*ACTIVITY:* In the answer, each line must appear exactly as in the records, and no picture may appear.

Dataset rows for apps and sites:
_ _ _
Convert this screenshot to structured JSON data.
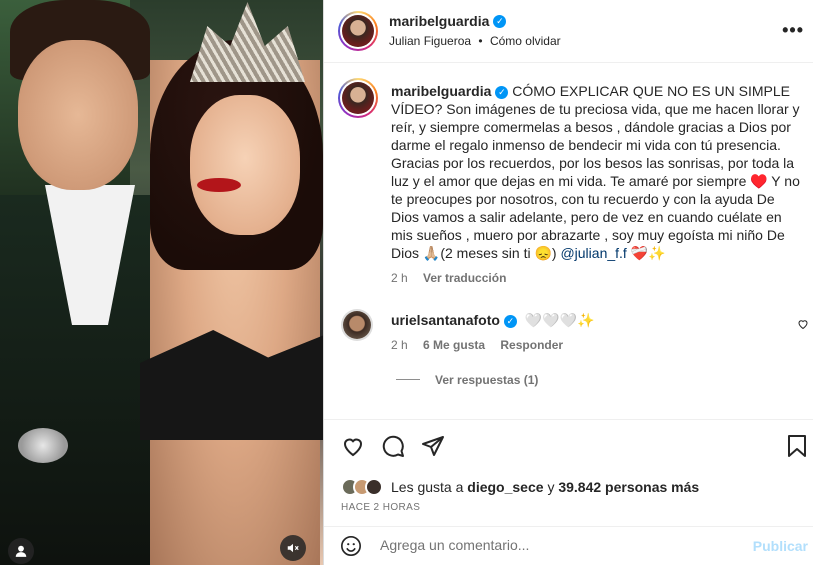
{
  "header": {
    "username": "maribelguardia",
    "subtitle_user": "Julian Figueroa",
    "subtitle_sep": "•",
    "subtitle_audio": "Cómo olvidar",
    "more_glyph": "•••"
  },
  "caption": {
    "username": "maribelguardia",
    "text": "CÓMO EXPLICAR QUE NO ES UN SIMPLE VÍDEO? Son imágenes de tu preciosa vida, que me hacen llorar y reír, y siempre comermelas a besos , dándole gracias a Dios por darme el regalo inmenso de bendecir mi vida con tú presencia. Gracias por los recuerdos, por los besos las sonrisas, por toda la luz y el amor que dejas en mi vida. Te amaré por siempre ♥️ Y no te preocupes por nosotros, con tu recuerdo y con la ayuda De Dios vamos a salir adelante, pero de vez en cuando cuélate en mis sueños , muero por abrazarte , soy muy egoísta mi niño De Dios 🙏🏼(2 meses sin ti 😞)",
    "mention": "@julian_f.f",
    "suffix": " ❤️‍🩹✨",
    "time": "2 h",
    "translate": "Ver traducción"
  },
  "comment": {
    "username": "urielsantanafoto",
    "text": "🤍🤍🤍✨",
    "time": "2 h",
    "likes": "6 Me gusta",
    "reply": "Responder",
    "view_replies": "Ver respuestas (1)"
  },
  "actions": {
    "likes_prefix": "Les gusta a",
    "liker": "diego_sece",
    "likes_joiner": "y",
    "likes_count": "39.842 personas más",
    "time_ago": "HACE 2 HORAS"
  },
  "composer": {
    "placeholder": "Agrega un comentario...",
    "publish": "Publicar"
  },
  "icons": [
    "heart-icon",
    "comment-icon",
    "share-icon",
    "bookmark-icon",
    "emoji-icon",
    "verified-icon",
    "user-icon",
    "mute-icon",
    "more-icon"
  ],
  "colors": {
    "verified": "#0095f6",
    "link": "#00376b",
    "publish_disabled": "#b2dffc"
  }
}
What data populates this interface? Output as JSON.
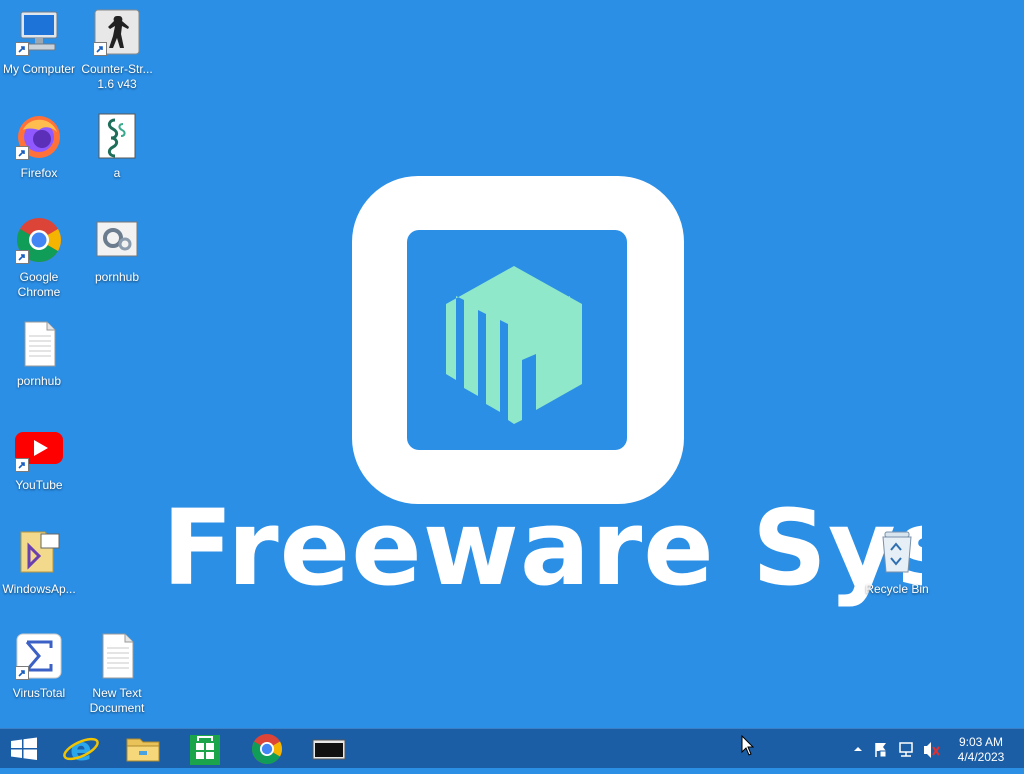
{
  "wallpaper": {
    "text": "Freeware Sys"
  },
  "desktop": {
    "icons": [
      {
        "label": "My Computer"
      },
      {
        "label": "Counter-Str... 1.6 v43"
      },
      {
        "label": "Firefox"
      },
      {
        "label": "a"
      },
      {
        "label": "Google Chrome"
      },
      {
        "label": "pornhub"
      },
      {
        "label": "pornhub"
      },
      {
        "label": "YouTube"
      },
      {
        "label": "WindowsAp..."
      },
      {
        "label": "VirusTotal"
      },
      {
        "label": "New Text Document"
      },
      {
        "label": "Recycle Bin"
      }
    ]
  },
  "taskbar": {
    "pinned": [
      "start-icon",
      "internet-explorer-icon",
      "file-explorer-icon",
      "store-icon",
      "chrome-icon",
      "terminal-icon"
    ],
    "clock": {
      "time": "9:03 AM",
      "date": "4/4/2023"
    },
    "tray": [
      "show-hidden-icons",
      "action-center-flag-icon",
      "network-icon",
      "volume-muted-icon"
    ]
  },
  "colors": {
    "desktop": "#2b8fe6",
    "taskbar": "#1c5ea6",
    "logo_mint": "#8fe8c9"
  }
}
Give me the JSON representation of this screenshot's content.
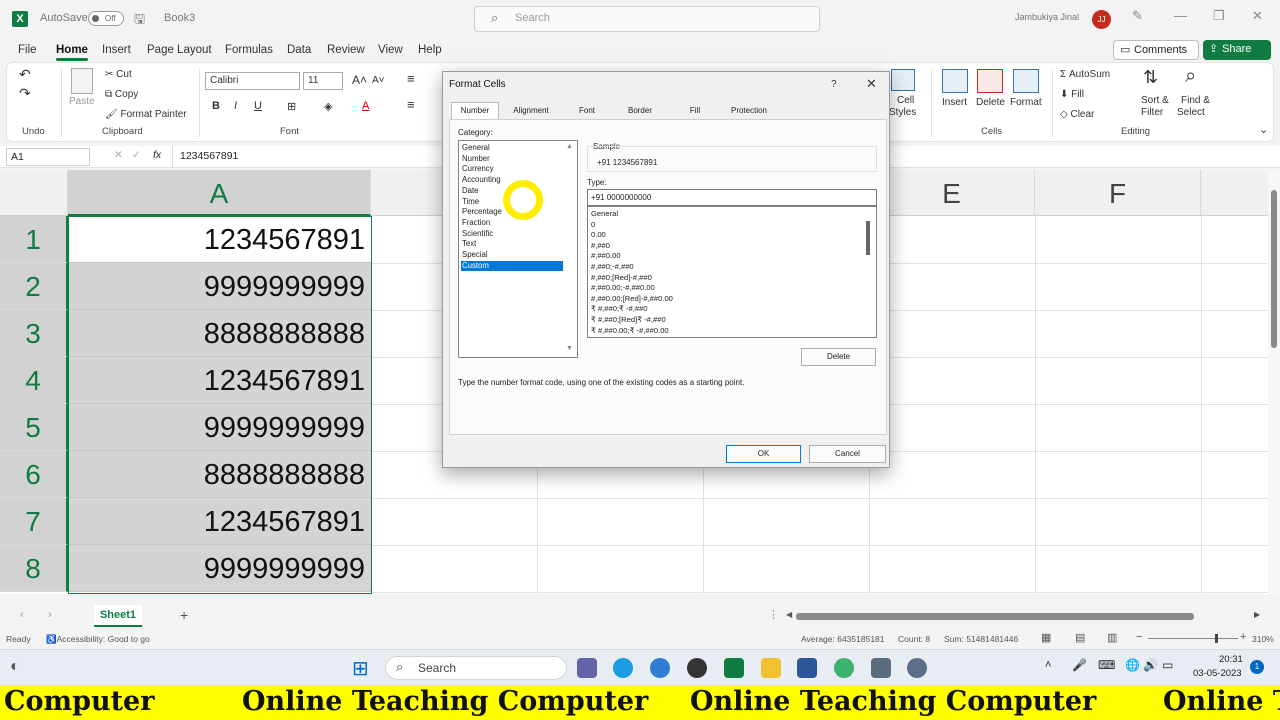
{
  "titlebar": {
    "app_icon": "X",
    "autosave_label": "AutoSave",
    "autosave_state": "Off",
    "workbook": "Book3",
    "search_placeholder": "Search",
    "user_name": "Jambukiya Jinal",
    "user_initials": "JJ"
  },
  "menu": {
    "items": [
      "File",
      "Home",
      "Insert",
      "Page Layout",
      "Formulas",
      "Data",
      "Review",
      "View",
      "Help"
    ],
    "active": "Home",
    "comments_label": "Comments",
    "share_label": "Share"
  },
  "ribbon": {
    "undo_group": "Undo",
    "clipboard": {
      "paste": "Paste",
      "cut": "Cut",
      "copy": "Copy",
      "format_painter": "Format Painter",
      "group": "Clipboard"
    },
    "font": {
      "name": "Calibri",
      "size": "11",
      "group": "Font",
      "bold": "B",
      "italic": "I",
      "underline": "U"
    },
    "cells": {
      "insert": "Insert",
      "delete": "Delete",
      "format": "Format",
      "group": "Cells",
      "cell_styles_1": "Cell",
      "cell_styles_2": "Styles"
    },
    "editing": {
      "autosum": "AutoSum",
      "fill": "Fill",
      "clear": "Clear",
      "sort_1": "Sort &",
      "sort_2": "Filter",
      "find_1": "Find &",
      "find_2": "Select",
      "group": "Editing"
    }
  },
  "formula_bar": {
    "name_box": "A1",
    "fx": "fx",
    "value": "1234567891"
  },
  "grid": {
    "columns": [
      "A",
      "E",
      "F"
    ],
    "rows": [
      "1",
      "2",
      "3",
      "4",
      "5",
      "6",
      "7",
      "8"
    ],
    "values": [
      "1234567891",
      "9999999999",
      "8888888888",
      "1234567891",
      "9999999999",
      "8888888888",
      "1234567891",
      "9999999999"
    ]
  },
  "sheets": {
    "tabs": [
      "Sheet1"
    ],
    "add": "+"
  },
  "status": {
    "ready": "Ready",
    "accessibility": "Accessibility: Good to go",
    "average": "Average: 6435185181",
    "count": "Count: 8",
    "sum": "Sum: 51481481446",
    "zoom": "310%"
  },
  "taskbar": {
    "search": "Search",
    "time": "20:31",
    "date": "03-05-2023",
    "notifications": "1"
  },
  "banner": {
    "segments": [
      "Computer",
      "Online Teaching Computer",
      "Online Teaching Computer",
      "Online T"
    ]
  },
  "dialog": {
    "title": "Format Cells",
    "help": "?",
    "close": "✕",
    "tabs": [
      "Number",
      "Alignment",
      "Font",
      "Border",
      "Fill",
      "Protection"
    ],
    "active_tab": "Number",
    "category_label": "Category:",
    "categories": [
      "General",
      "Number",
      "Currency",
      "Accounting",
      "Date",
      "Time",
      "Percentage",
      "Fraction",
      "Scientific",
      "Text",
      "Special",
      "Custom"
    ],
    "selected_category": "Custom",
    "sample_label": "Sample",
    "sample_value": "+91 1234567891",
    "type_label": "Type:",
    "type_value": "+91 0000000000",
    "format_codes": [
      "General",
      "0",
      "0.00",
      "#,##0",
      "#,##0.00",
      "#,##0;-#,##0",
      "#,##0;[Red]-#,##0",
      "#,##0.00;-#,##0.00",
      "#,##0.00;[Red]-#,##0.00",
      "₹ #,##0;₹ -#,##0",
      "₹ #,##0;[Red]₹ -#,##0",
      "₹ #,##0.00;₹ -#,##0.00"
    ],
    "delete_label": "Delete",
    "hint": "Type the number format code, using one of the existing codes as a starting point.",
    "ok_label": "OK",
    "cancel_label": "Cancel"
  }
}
_ _ _
*SOLUTION BELOW:*
Convert this screenshot to structured JSON data.
{
  "header": {
    "username": "maribelguardia",
    "subtitle_user": "Julian Figueroa",
    "subtitle_sep": "•",
    "subtitle_audio": "Cómo olvidar",
    "more_glyph": "•••"
  },
  "caption": {
    "username": "maribelguardia",
    "text": "CÓMO EXPLICAR QUE NO ES UN SIMPLE VÍDEO? Son imágenes de tu preciosa vida, que me hacen llorar y reír, y siempre comermelas a besos , dándole gracias a Dios por darme el regalo inmenso de bendecir mi vida con tú presencia. Gracias por los recuerdos, por los besos las sonrisas, por toda la luz y el amor que dejas en mi vida. Te amaré por siempre ♥️ Y no te preocupes por nosotros, con tu recuerdo y con la ayuda De Dios vamos a salir adelante, pero de vez en cuando cuélate en mis sueños , muero por abrazarte , soy muy egoísta mi niño De Dios 🙏🏼(2 meses sin ti 😞)",
    "mention": "@julian_f.f",
    "suffix": " ❤️‍🩹✨",
    "time": "2 h",
    "translate": "Ver traducción"
  },
  "comment": {
    "username": "urielsantanafoto",
    "text": "🤍🤍🤍✨",
    "time": "2 h",
    "likes": "6 Me gusta",
    "reply": "Responder",
    "view_replies": "Ver respuestas (1)"
  },
  "actions": {
    "likes_prefix": "Les gusta a",
    "liker": "diego_sece",
    "likes_joiner": "y",
    "likes_count": "39.842 personas más",
    "time_ago": "HACE 2 HORAS"
  },
  "composer": {
    "placeholder": "Agrega un comentario...",
    "publish": "Publicar"
  },
  "icons": [
    "heart-icon",
    "comment-icon",
    "share-icon",
    "bookmark-icon",
    "emoji-icon",
    "verified-icon",
    "user-icon",
    "mute-icon",
    "more-icon"
  ],
  "colors": {
    "verified": "#0095f6",
    "link": "#00376b",
    "publish_disabled": "#b2dffc"
  }
}
What data populates this interface? Output as JSON.
{
  "wallpaper": {
    "text": "Freeware Sys"
  },
  "desktop": {
    "icons": [
      {
        "label": "My Computer"
      },
      {
        "label": "Counter-Str... 1.6 v43"
      },
      {
        "label": "Firefox"
      },
      {
        "label": "a"
      },
      {
        "label": "Google Chrome"
      },
      {
        "label": "pornhub"
      },
      {
        "label": "pornhub"
      },
      {
        "label": "YouTube"
      },
      {
        "label": "WindowsAp..."
      },
      {
        "label": "VirusTotal"
      },
      {
        "label": "New Text Document"
      },
      {
        "label": "Recycle Bin"
      }
    ]
  },
  "taskbar": {
    "pinned": [
      "start-icon",
      "internet-explorer-icon",
      "file-explorer-icon",
      "store-icon",
      "chrome-icon",
      "terminal-icon"
    ],
    "clock": {
      "time": "9:03 AM",
      "date": "4/4/2023"
    },
    "tray": [
      "show-hidden-icons",
      "action-center-flag-icon",
      "network-icon",
      "volume-muted-icon"
    ]
  },
  "colors": {
    "desktop": "#2b8fe6",
    "taskbar": "#1c5ea6",
    "logo_mint": "#8fe8c9"
  }
}
Give me the JSON representation of this screenshot's content.
{
  "titlebar": {
    "app_icon": "X",
    "autosave_label": "AutoSave",
    "autosave_state": "Off",
    "workbook": "Book3",
    "search_placeholder": "Search",
    "user_name": "Jambukiya Jinal",
    "user_initials": "JJ"
  },
  "menu": {
    "items": [
      "File",
      "Home",
      "Insert",
      "Page Layout",
      "Formulas",
      "Data",
      "Review",
      "View",
      "Help"
    ],
    "active": "Home",
    "comments_label": "Comments",
    "share_label": "Share"
  },
  "ribbon": {
    "undo_group": "Undo",
    "clipboard": {
      "paste": "Paste",
      "cut": "Cut",
      "copy": "Copy",
      "format_painter": "Format Painter",
      "group": "Clipboard"
    },
    "font": {
      "name": "Calibri",
      "size": "11",
      "group": "Font",
      "bold": "B",
      "italic": "I",
      "underline": "U"
    },
    "cells": {
      "insert": "Insert",
      "delete": "Delete",
      "format": "Format",
      "group": "Cells",
      "cell_styles_1": "Cell",
      "cell_styles_2": "Styles"
    },
    "editing": {
      "autosum": "AutoSum",
      "fill": "Fill",
      "clear": "Clear",
      "sort_1": "Sort &",
      "sort_2": "Filter",
      "find_1": "Find &",
      "find_2": "Select",
      "group": "Editing"
    }
  },
  "formula_bar": {
    "name_box": "A1",
    "fx": "fx",
    "value": "1234567891"
  },
  "grid": {
    "columns": [
      "A",
      "E",
      "F"
    ],
    "rows": [
      "1",
      "2",
      "3",
      "4",
      "5",
      "6",
      "7",
      "8"
    ],
    "values": [
      "1234567891",
      "9999999999",
      "8888888888",
      "1234567891",
      "9999999999",
      "8888888888",
      "1234567891",
      "9999999999"
    ]
  },
  "sheets": {
    "tabs": [
      "Sheet1"
    ],
    "add": "+"
  },
  "status": {
    "ready": "Ready",
    "accessibility": "Accessibility: Good to go",
    "average": "Average: 6435185181",
    "count": "Count: 8",
    "sum": "Sum: 51481481446",
    "zoom": "310%"
  },
  "taskbar": {
    "search": "Search",
    "time": "20:31",
    "date": "03-05-2023",
    "notifications": "1"
  },
  "banner": {
    "segments": [
      "Computer",
      "Online Teaching Computer",
      "Online Teaching Computer",
      "Online T"
    ]
  },
  "dialog": {
    "title": "Format Cells",
    "help": "?",
    "close": "✕",
    "tabs": [
      "Number",
      "Alignment",
      "Font",
      "Border",
      "Fill",
      "Protection"
    ],
    "active_tab": "Number",
    "category_label": "Category:",
    "categories": [
      "General",
      "Number",
      "Currency",
      "Accounting",
      "Date",
      "Time",
      "Percentage",
      "Fraction",
      "Scientific",
      "Text",
      "Special",
      "Custom"
    ],
    "selected_category": "Custom",
    "sample_label": "Sample",
    "sample_value": "+91 1234567891",
    "type_label": "Type:",
    "type_value": "+91 0000000000",
    "format_codes": [
      "General",
      "0",
      "0.00",
      "#,##0",
      "#,##0.00",
      "#,##0;-#,##0",
      "#,##0;[Red]-#,##0",
      "#,##0.00;-#,##0.00",
      "#,##0.00;[Red]-#,##0.00",
      "₹ #,##0;₹ -#,##0",
      "₹ #,##0;[Red]₹ -#,##0",
      "₹ #,##0.00;₹ -#,##0.00"
    ],
    "delete_label": "Delete",
    "hint": "Type the number format code, using one of the existing codes as a starting point.",
    "ok_label": "OK",
    "cancel_label": "Cancel"
  }
}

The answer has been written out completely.